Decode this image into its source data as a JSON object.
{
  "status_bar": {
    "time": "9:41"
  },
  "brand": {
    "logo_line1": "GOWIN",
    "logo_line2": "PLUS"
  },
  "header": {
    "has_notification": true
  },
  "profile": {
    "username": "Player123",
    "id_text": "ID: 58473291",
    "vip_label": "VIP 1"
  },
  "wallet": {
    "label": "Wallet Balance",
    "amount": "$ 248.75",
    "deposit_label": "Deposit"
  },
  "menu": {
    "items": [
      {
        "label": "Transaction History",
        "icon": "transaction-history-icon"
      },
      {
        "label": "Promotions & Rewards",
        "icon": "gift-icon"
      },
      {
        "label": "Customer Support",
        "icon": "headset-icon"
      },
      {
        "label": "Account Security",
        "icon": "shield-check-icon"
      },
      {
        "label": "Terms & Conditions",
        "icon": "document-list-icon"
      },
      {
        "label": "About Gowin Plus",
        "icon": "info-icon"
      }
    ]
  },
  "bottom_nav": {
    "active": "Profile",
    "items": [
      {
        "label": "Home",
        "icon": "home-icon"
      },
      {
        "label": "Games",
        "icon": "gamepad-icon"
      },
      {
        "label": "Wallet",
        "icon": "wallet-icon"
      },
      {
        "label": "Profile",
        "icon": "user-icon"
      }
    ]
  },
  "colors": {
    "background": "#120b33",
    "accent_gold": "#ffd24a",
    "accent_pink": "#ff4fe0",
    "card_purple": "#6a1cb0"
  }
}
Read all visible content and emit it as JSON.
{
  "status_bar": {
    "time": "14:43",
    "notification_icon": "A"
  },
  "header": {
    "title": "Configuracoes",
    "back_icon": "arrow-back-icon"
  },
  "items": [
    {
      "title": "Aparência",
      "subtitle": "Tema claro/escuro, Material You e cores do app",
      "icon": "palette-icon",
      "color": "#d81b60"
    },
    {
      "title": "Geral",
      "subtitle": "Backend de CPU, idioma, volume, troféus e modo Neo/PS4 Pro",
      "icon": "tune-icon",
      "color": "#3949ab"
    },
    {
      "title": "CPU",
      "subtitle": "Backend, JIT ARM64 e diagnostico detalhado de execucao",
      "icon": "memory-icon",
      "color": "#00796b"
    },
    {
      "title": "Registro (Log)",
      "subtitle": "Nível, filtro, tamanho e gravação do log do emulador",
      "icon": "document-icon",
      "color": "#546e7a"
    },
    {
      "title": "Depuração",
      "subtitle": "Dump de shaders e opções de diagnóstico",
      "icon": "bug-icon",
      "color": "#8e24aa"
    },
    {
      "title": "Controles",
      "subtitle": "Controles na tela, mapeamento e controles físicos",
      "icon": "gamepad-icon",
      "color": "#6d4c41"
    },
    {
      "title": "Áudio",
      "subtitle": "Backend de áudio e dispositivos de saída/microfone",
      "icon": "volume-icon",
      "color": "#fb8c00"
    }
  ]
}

▶ PROBLEM DETAILS: Find every line above that contains the word "document", and return each one.

▶ EXERCISE RESPONSE:
        "icon": "document-list-icon"
      "icon": "document-icon",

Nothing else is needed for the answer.